Figure content listings:
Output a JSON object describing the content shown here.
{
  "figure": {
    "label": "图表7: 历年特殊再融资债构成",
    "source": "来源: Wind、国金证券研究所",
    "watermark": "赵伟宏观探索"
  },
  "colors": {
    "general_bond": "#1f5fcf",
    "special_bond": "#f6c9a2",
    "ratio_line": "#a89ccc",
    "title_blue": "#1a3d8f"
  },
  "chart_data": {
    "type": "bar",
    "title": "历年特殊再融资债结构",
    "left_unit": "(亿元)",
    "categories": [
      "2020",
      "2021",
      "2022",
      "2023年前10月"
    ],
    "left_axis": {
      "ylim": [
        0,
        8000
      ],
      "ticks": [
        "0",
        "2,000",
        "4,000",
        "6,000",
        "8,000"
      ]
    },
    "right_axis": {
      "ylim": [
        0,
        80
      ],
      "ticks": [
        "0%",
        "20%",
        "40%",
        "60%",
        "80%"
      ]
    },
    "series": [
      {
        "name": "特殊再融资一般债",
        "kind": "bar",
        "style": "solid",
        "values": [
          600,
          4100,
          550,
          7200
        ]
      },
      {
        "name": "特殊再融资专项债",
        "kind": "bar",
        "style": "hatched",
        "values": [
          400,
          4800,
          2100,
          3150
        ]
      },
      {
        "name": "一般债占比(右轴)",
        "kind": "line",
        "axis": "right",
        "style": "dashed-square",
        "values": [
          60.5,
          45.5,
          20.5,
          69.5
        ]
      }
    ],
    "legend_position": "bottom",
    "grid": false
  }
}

Given problem:
Restate the records, all of them, precisely as written.

Answer to the task:
Output a JSON object describing the content shown here.
{
  "figure": {
    "label": "图表7: 历年特殊再融资债构成",
    "source": "来源: Wind、国金证券研究所",
    "watermark": "赵伟宏观探索"
  },
  "colors": {
    "general_bond": "#1f5fcf",
    "special_bond": "#f6c9a2",
    "ratio_line": "#a89ccc",
    "title_blue": "#1a3d8f"
  },
  "chart_data": {
    "type": "bar",
    "title": "历年特殊再融资债结构",
    "left_unit": "(亿元)",
    "categories": [
      "2020",
      "2021",
      "2022",
      "2023年前10月"
    ],
    "left_axis": {
      "ylim": [
        0,
        8000
      ],
      "ticks": [
        "0",
        "2,000",
        "4,000",
        "6,000",
        "8,000"
      ]
    },
    "right_axis": {
      "ylim": [
        0,
        80
      ],
      "ticks": [
        "0%",
        "20%",
        "40%",
        "60%",
        "80%"
      ]
    },
    "series": [
      {
        "name": "特殊再融资一般债",
        "kind": "bar",
        "style": "solid",
        "values": [
          600,
          4100,
          550,
          7200
        ]
      },
      {
        "name": "特殊再融资专项债",
        "kind": "bar",
        "style": "hatched",
        "values": [
          400,
          4800,
          2100,
          3150
        ]
      },
      {
        "name": "一般债占比(右轴)",
        "kind": "line",
        "axis": "right",
        "style": "dashed-square",
        "values": [
          60.5,
          45.5,
          20.5,
          69.5
        ]
      }
    ],
    "legend_position": "bottom",
    "grid": false
  }
}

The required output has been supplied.